*Problem details:* Scan the data. Collect each line that contains the word "Imitatio".

[Stored records]
start
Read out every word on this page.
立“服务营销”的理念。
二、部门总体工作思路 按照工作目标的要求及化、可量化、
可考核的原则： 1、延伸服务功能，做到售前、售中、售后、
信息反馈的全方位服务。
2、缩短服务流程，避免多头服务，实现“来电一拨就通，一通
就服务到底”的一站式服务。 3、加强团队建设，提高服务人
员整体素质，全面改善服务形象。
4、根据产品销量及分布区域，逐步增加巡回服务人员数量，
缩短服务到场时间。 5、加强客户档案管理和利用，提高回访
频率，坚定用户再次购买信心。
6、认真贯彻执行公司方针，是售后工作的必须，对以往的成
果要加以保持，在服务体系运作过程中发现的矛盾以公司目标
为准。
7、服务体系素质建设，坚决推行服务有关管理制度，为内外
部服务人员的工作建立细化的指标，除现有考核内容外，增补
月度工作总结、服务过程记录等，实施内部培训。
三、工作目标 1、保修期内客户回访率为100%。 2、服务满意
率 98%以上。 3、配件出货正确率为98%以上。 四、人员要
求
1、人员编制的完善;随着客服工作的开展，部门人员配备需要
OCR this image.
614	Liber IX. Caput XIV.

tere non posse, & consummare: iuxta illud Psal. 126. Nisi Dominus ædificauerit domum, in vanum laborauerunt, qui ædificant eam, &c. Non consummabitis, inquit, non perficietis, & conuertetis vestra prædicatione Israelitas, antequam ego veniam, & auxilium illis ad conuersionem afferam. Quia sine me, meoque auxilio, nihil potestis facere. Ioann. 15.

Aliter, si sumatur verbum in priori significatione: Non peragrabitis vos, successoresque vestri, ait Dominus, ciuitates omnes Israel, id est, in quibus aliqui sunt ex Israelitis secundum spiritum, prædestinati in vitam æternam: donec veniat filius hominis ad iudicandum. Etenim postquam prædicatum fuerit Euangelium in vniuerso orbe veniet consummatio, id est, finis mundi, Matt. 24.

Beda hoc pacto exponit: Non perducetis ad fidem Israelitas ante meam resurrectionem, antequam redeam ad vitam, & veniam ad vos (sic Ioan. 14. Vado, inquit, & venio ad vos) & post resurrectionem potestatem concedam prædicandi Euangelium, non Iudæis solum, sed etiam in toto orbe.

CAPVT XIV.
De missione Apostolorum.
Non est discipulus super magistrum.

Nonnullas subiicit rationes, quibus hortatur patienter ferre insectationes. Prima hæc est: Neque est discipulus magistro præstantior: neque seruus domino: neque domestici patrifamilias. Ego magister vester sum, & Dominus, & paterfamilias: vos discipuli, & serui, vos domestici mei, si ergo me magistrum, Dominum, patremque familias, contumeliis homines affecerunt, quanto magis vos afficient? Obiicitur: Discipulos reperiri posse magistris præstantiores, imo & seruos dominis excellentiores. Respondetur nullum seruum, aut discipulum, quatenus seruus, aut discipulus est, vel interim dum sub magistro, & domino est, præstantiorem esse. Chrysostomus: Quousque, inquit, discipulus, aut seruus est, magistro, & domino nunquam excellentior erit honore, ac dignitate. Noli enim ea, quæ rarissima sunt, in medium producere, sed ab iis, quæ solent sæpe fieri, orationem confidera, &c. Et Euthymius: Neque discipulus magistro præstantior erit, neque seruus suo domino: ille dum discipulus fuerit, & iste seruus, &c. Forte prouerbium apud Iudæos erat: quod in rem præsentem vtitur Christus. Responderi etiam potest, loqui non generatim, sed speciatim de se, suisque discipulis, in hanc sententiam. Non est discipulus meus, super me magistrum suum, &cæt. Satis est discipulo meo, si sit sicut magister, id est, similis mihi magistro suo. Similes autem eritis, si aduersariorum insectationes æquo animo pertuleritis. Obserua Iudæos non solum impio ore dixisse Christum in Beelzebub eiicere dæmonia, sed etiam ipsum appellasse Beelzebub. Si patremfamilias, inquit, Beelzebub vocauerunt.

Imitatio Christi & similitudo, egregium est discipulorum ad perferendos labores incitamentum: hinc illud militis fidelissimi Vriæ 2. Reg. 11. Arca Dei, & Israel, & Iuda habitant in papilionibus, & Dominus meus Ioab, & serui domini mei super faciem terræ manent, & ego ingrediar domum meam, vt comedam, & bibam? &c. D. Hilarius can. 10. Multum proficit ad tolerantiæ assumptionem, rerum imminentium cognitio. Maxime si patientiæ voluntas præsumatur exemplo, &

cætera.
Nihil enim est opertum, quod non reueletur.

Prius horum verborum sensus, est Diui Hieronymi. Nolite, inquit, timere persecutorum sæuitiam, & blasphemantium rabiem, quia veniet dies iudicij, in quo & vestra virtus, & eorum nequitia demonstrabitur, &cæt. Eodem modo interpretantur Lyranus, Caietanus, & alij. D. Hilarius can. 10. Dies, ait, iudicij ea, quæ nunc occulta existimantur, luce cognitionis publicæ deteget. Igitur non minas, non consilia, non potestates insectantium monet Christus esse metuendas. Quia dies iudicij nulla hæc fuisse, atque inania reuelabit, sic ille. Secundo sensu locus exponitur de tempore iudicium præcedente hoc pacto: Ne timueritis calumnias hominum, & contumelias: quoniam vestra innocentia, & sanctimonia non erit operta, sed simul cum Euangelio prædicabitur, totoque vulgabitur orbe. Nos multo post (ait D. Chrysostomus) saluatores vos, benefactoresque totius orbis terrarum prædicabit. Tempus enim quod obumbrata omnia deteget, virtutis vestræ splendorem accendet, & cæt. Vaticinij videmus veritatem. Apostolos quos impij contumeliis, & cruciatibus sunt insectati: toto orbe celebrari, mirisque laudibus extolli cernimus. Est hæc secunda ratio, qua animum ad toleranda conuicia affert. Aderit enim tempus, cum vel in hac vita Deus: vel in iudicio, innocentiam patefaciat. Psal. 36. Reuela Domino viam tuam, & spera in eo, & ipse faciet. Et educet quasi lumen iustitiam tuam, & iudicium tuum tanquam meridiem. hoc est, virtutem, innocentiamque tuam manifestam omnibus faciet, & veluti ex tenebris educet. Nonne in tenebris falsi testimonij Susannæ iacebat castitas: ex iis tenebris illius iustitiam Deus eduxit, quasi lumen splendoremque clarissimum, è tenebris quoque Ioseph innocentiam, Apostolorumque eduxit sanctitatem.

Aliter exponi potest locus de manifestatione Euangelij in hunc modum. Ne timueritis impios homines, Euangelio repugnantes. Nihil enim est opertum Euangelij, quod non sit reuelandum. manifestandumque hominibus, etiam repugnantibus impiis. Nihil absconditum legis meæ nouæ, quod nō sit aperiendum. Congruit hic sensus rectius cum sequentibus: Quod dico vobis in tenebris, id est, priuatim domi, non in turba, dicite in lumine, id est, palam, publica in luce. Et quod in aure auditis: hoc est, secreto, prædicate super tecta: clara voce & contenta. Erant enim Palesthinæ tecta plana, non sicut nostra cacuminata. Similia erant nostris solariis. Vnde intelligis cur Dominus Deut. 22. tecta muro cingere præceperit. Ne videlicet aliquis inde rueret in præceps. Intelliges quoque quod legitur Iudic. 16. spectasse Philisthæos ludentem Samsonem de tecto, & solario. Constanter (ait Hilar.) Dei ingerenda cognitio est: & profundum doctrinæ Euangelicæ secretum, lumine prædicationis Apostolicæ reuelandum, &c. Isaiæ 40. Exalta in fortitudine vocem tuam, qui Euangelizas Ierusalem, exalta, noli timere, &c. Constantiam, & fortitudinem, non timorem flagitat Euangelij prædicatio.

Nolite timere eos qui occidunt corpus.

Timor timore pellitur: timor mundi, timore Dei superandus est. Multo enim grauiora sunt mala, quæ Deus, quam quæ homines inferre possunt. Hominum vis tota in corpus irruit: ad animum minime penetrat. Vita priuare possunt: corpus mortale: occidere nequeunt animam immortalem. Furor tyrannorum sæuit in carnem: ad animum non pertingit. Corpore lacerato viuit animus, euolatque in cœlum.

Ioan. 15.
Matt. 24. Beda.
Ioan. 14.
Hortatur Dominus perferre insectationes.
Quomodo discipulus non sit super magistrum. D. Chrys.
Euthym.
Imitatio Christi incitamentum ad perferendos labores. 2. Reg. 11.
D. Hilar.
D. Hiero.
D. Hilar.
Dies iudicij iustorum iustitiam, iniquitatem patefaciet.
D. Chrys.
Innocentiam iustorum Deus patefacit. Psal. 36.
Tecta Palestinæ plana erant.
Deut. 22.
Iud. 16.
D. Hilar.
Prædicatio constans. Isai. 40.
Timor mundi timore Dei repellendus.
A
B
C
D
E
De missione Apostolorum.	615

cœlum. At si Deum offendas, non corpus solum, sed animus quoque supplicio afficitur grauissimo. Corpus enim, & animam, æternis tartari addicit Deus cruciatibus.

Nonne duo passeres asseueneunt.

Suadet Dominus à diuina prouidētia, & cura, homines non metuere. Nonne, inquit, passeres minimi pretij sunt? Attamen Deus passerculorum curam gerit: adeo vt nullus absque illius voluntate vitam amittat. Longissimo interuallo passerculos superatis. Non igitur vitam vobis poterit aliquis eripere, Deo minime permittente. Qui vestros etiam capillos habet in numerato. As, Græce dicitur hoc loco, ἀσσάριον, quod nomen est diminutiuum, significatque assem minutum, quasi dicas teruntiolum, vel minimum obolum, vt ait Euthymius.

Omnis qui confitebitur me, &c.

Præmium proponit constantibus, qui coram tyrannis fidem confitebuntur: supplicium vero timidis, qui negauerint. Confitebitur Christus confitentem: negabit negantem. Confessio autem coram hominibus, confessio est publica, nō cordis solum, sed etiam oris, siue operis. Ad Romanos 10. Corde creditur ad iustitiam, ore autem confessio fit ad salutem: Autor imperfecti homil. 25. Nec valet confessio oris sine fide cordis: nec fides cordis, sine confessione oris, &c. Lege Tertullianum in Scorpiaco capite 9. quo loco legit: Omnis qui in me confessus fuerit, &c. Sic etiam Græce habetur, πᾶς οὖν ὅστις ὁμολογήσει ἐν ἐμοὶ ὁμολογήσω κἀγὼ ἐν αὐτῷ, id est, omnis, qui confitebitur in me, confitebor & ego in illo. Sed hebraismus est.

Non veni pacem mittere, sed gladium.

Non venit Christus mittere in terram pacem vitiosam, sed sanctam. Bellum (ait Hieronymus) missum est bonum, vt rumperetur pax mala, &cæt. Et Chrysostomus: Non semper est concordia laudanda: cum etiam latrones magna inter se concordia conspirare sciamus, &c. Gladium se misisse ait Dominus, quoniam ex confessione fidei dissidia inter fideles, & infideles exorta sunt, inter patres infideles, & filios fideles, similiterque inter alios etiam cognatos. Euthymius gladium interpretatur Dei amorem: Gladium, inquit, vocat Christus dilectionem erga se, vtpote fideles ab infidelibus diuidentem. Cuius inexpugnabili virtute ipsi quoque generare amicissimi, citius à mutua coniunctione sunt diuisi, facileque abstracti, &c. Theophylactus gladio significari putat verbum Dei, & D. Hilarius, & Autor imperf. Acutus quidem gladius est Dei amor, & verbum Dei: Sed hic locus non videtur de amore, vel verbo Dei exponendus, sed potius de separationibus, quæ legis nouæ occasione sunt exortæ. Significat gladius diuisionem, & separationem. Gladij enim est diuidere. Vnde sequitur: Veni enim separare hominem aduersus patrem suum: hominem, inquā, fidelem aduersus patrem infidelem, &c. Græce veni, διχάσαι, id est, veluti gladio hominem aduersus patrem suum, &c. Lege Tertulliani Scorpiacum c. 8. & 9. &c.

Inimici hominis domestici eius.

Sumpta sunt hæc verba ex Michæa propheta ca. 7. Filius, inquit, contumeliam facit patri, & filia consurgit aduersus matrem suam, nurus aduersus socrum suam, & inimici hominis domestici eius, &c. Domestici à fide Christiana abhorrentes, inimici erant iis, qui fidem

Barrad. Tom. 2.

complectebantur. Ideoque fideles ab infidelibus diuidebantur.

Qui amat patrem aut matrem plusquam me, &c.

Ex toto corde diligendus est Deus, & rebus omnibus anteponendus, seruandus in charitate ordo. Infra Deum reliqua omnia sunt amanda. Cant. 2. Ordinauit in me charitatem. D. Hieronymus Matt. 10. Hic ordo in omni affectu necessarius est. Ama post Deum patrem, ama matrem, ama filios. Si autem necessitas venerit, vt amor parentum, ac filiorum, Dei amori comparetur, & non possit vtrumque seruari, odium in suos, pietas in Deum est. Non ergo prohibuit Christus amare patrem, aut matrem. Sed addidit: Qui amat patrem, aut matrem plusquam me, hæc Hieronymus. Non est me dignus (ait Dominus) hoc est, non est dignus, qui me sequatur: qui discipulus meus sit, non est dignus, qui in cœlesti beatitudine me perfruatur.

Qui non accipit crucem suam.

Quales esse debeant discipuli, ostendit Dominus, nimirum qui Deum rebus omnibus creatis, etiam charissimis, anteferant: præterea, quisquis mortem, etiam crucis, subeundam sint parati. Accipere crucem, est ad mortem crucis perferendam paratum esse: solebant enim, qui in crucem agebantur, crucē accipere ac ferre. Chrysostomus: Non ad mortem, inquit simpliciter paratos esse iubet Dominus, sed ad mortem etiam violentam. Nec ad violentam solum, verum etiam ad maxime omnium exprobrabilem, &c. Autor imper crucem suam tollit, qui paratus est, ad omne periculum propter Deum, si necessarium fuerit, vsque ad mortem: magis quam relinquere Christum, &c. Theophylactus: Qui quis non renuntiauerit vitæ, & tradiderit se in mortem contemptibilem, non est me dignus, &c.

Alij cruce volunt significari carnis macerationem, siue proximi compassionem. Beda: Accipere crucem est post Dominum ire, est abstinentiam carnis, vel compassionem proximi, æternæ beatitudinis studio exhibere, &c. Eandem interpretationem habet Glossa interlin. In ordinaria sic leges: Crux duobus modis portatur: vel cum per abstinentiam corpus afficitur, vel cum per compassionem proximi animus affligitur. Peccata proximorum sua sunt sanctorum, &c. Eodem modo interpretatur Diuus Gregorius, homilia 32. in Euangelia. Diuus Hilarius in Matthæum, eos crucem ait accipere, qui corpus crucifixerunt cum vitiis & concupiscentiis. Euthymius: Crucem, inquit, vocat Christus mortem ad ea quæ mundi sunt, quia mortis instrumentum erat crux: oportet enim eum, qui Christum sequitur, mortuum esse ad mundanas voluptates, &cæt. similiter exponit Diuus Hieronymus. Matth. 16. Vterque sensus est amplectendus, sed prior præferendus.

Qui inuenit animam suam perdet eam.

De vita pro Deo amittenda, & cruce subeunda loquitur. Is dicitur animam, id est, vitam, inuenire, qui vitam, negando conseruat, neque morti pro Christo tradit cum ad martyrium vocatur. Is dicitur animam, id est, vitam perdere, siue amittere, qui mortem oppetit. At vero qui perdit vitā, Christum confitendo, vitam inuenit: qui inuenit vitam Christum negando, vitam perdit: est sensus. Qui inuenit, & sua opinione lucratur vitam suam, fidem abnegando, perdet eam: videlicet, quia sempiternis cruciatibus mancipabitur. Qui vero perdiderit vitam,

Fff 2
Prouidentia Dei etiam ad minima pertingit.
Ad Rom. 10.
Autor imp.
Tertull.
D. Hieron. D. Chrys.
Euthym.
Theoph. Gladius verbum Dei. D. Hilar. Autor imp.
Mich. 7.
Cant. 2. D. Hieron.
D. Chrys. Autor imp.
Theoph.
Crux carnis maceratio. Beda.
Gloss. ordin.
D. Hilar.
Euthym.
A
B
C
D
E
end
*Solution for this task:*
Imitatio Christi & similitudo, egregium est discipulorum ad perferendos labores incitamentum: hinc illud militis fidelissimi Vriæ 2. Reg. 11. Arca Dei, & Israel, & Iuda habitant in papilionibus, & Dominus meus Ioab, & serui domini mei super faciem terræ manent, & ego ingrediar domum meam, vt comedam, & bibam? &c. D. Hilarius can. 10. Multum proficit ad tolerantiæ assumptionem, rerum imminentium cognitio. Maxime si patientiæ voluntas præsumatur exemplo, &
Imitatio Christi incitamentum ad perferendos labores. 2. Reg. 11.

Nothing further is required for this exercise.